### Work instructions
Which lines in the records below contain the word "content"? Copy each of them.

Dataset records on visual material
[START]

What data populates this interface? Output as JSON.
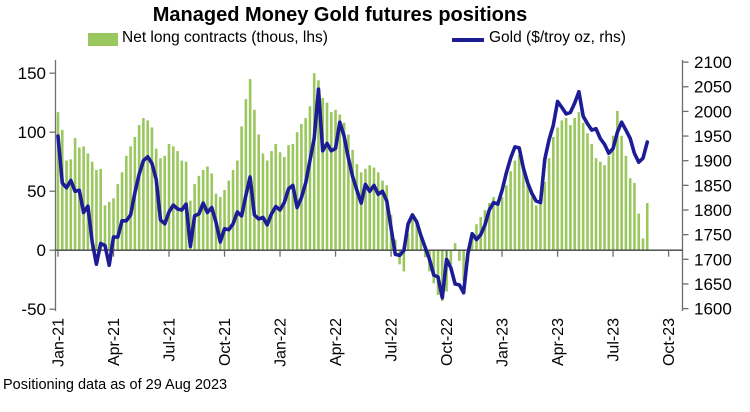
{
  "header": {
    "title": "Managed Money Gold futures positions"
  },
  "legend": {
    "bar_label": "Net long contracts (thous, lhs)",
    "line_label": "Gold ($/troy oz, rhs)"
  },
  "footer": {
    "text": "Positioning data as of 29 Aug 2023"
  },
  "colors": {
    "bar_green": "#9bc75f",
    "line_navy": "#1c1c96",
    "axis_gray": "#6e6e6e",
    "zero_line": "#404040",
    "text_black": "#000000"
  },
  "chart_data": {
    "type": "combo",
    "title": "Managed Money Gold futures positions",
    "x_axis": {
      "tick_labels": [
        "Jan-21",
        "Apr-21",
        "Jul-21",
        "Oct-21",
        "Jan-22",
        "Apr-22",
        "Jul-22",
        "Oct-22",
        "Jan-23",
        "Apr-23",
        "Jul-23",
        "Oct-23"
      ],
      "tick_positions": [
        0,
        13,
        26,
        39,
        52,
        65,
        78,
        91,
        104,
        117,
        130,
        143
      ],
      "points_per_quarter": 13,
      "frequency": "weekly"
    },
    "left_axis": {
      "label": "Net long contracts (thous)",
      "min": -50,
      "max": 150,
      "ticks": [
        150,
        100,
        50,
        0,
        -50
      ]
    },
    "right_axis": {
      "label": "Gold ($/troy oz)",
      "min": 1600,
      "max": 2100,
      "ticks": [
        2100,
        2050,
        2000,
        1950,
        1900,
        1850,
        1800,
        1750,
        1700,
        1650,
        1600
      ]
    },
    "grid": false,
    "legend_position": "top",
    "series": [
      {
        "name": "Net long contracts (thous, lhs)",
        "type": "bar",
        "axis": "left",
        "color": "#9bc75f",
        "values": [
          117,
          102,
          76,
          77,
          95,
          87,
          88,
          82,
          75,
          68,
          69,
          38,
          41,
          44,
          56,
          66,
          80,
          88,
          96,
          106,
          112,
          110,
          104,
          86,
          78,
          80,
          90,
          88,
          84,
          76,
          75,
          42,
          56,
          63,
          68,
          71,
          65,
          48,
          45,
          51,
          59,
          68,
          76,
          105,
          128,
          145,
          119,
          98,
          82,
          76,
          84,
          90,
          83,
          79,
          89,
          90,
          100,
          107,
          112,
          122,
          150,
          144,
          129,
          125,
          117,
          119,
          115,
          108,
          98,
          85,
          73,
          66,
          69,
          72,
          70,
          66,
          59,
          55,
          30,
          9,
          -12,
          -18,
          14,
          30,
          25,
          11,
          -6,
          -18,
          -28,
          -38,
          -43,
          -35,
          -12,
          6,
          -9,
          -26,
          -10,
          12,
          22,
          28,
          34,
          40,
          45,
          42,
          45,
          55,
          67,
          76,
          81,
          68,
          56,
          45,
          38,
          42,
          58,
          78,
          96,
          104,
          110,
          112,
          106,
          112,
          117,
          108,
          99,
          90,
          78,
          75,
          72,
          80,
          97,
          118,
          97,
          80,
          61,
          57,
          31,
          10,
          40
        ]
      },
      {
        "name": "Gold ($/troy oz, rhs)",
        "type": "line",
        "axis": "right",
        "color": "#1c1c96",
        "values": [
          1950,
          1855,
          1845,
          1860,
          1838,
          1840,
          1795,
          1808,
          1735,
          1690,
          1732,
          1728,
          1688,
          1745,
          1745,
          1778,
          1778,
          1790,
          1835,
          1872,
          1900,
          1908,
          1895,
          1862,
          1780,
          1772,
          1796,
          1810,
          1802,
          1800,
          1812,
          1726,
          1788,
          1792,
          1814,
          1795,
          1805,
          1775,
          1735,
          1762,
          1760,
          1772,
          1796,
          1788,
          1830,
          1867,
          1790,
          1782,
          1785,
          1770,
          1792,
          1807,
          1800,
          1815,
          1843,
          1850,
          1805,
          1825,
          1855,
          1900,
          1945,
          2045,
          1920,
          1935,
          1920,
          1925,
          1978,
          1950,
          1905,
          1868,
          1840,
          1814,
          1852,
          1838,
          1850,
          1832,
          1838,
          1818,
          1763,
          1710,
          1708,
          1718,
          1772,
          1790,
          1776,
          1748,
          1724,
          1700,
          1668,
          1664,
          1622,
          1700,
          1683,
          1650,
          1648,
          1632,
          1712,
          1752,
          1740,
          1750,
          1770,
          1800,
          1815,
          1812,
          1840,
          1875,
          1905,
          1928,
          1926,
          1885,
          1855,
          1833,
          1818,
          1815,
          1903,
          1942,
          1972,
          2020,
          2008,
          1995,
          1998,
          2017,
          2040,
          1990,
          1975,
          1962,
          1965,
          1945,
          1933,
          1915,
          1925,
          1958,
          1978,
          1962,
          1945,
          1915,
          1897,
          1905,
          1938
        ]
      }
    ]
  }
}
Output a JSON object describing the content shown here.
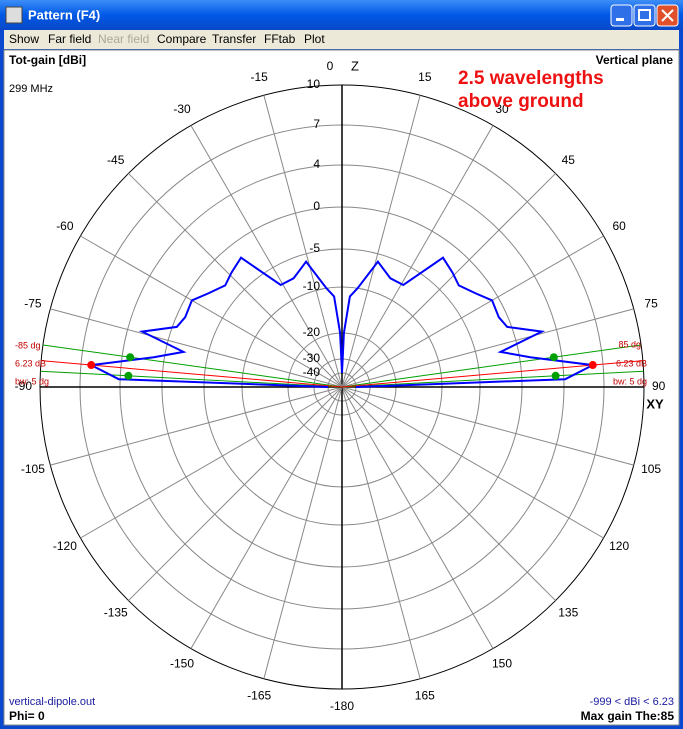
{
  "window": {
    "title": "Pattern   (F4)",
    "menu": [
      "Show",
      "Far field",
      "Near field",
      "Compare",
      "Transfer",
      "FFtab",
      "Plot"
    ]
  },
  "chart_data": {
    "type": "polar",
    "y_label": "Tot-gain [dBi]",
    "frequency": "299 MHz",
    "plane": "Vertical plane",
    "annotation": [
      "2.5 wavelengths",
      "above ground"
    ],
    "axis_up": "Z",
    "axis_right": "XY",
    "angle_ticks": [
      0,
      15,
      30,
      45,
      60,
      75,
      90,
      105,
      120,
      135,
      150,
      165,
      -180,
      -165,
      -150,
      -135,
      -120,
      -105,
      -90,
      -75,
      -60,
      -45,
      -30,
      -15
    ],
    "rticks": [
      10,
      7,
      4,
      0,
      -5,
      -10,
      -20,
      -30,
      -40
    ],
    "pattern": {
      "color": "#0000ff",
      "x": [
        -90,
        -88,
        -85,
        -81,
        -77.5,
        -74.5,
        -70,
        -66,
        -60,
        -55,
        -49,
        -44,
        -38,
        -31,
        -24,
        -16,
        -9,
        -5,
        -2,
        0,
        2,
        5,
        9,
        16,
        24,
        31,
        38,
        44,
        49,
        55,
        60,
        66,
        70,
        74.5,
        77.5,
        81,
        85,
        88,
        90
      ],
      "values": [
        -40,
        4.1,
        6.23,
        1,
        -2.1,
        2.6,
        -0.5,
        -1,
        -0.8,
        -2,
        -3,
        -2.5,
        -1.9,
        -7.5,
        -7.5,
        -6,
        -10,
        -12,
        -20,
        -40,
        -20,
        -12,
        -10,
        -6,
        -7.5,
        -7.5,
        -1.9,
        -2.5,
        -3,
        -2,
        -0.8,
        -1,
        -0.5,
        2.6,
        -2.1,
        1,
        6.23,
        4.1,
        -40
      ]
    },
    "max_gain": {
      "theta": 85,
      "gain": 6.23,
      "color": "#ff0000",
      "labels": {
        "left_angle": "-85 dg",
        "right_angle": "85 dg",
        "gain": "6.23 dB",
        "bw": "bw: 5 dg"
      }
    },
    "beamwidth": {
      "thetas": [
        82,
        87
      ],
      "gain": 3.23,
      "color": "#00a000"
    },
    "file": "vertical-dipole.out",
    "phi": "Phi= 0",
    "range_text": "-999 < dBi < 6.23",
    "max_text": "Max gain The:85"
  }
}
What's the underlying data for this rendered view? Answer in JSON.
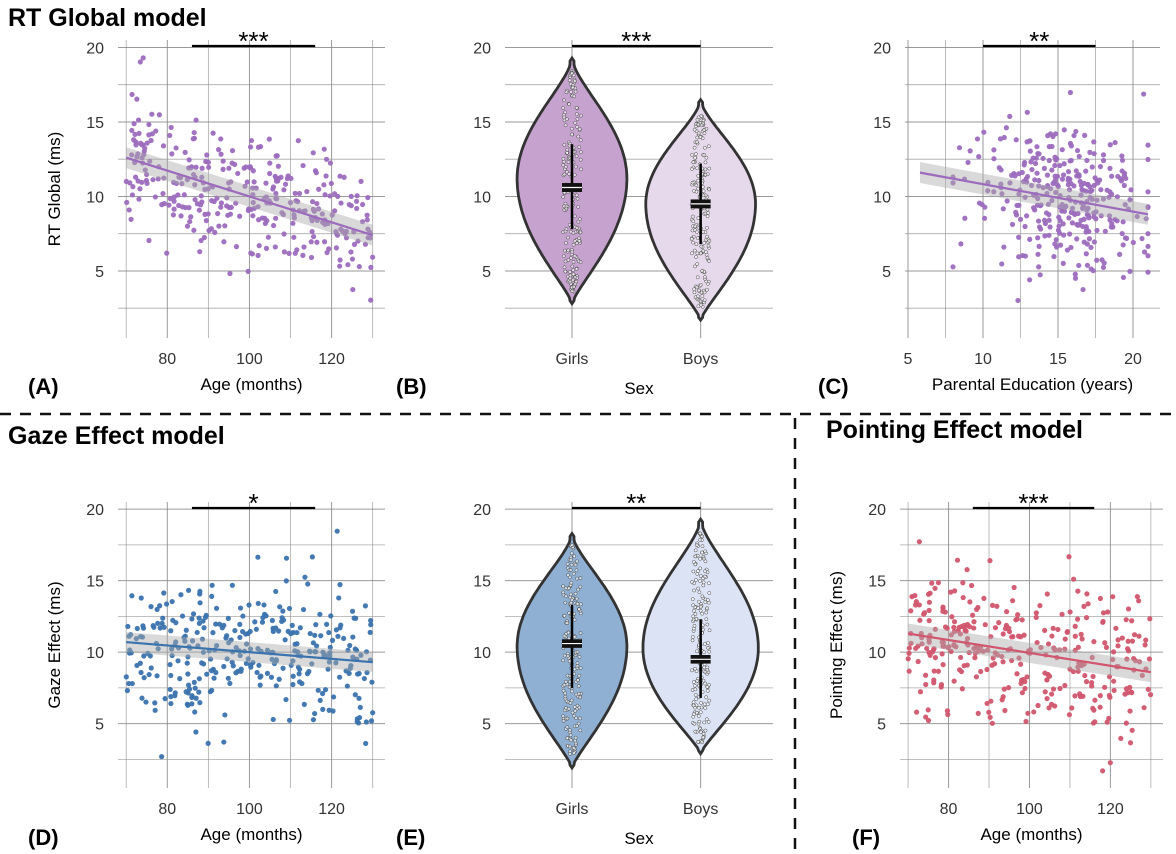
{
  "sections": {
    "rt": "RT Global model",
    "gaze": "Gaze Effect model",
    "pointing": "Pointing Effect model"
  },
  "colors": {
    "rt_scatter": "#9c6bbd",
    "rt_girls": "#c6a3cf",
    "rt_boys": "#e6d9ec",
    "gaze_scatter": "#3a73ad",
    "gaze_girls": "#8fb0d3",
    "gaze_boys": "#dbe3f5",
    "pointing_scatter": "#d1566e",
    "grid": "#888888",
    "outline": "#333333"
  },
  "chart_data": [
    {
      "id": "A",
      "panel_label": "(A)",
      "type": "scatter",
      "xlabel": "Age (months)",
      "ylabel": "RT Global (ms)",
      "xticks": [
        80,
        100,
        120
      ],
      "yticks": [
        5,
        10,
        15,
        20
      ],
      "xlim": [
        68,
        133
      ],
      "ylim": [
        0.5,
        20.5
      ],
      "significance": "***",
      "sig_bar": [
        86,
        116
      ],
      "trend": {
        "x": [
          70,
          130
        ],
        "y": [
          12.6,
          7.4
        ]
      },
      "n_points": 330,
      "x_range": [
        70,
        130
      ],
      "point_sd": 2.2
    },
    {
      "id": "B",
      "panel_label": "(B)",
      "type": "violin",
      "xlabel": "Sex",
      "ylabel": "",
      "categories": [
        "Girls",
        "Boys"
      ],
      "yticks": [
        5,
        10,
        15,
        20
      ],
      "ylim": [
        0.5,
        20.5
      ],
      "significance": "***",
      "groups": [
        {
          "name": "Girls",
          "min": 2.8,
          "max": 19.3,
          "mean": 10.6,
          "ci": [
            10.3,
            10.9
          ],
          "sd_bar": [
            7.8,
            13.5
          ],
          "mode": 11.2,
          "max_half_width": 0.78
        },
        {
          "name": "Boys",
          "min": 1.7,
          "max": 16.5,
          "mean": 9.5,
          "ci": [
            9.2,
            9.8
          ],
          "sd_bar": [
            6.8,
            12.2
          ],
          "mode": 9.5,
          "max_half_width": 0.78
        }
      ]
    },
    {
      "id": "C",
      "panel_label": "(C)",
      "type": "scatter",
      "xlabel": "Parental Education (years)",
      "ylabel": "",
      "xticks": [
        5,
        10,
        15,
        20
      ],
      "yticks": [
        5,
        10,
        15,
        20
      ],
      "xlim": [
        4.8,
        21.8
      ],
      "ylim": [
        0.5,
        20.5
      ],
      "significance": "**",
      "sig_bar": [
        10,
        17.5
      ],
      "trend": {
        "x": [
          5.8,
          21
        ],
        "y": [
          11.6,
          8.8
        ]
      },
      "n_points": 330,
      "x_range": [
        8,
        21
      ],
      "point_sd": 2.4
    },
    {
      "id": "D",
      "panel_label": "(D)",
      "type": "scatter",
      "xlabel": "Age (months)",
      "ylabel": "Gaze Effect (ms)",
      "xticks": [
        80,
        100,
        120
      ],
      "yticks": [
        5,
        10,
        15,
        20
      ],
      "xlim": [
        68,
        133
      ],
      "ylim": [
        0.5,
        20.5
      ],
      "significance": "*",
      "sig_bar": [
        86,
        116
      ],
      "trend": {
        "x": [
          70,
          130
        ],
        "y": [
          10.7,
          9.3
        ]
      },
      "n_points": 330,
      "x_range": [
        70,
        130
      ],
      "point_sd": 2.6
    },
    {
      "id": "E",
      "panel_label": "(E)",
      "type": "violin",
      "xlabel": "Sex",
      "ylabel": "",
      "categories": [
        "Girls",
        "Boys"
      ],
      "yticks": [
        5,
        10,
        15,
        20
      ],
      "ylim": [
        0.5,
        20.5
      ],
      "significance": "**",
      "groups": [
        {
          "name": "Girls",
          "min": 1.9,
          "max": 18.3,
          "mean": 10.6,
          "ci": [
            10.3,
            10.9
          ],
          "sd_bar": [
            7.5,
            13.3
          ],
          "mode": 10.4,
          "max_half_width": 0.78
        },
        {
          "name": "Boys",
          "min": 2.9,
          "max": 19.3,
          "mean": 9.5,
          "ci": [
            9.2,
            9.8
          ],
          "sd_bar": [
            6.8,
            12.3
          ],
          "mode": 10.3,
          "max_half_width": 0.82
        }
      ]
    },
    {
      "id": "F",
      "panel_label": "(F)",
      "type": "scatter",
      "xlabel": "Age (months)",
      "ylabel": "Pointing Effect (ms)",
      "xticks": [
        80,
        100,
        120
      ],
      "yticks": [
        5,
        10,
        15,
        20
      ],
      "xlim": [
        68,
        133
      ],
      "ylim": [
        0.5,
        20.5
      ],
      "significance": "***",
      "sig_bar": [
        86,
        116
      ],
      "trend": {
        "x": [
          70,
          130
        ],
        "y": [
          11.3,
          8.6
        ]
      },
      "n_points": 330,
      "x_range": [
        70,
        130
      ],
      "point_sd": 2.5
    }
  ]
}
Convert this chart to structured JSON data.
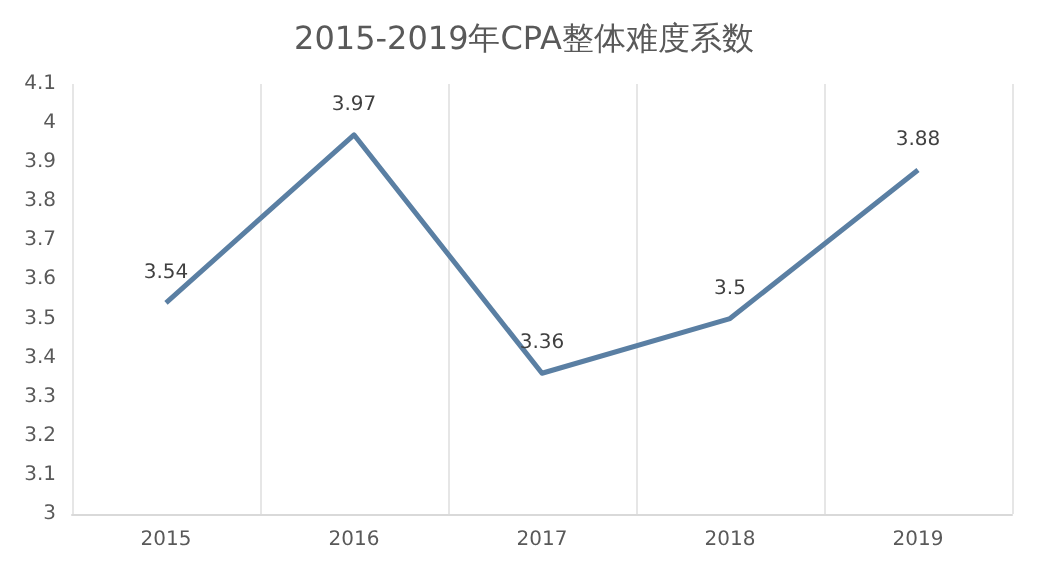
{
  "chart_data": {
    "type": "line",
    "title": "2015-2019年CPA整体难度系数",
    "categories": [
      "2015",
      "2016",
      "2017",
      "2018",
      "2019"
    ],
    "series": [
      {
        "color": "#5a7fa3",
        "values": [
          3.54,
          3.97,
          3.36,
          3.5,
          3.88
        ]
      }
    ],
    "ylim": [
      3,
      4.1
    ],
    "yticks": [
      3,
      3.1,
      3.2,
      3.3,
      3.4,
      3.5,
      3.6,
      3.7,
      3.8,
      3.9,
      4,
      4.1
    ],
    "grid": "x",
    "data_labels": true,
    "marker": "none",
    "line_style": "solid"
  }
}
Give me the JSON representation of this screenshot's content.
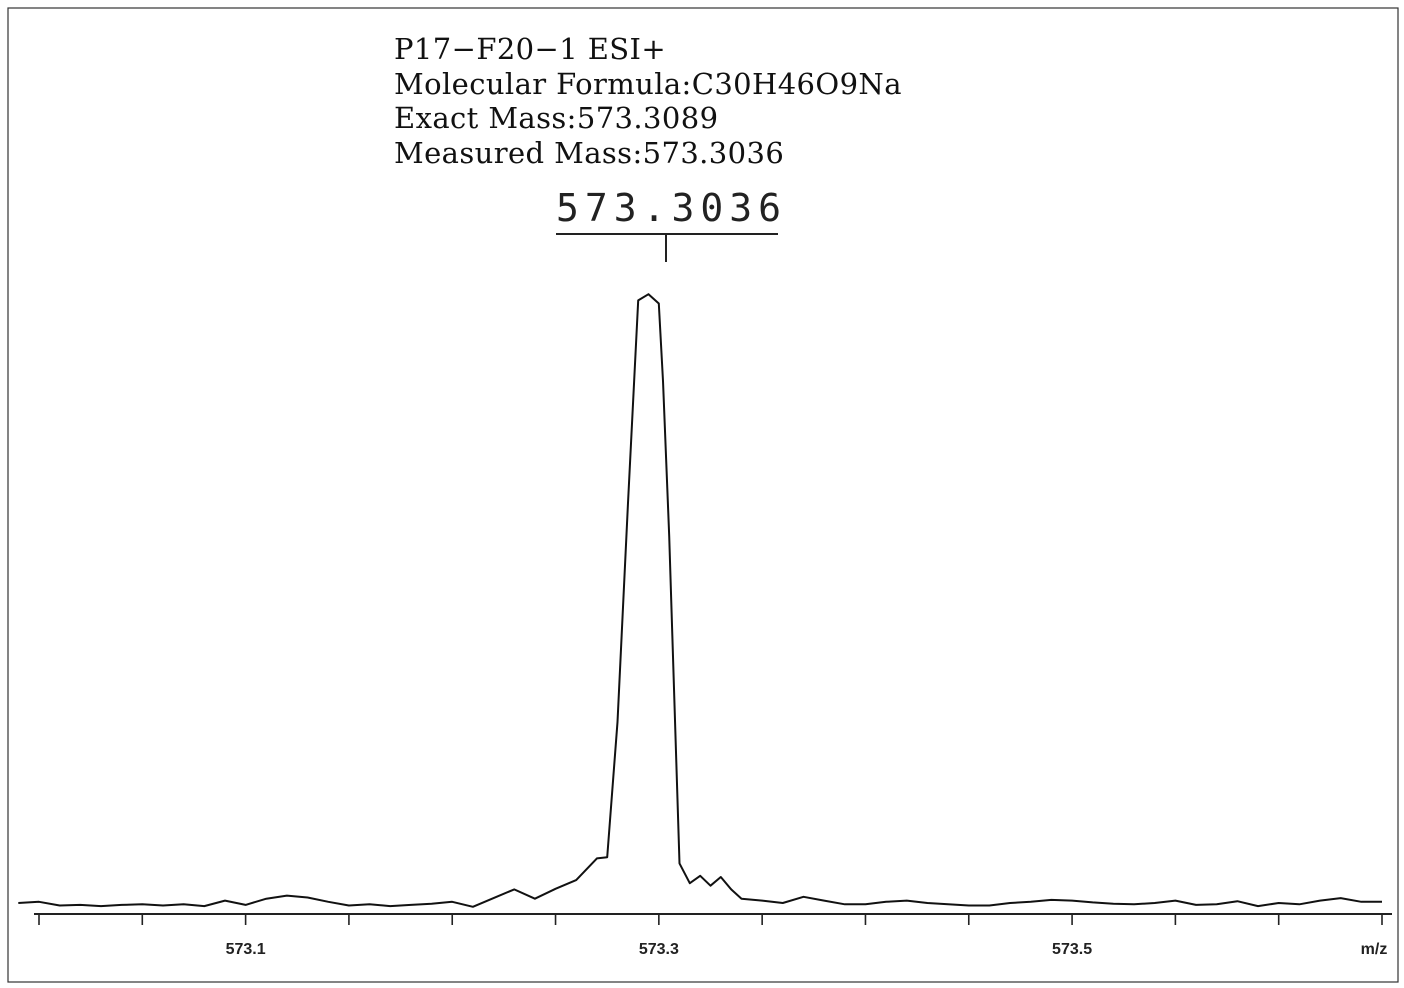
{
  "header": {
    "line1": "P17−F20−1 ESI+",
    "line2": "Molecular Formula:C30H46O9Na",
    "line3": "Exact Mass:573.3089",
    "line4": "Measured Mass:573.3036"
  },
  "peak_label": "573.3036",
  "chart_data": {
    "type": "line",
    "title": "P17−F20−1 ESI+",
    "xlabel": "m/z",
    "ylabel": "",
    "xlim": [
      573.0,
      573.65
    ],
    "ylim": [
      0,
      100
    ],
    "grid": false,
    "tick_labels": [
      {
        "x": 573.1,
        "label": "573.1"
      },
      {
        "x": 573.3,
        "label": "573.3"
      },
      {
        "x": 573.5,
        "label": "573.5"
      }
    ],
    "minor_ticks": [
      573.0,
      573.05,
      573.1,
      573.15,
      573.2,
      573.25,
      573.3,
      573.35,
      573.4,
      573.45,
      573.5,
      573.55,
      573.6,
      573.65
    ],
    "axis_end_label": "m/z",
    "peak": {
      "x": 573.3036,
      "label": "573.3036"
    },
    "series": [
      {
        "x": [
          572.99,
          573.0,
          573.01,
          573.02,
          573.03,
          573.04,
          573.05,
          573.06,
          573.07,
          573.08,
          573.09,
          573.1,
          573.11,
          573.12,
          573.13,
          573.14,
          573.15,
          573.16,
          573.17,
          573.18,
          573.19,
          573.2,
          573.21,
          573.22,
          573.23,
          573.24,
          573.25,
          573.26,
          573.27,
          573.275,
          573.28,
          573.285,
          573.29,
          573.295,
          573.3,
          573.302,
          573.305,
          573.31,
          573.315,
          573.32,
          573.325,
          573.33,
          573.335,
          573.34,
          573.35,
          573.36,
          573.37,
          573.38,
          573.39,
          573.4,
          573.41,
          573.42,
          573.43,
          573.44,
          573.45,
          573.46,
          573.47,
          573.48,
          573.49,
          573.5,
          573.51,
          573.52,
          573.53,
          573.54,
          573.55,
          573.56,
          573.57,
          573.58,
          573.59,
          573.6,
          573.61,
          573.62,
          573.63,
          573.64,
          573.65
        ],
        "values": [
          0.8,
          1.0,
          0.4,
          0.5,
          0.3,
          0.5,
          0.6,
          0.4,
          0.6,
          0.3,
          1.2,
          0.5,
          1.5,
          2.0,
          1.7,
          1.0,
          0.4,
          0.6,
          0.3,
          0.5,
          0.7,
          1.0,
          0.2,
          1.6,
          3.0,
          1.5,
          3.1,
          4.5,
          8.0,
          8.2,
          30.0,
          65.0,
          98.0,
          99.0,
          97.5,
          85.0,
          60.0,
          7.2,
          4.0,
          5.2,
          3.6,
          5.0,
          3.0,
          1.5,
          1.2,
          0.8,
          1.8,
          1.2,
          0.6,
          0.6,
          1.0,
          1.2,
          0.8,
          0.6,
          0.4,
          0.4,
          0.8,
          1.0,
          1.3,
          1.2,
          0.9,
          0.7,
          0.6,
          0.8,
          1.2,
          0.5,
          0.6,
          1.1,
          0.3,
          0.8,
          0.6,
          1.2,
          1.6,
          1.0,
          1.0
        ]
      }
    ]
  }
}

[END]

### Task answer
Output a JSON object describing the content shown here.
Give me the JSON representation of this screenshot's content.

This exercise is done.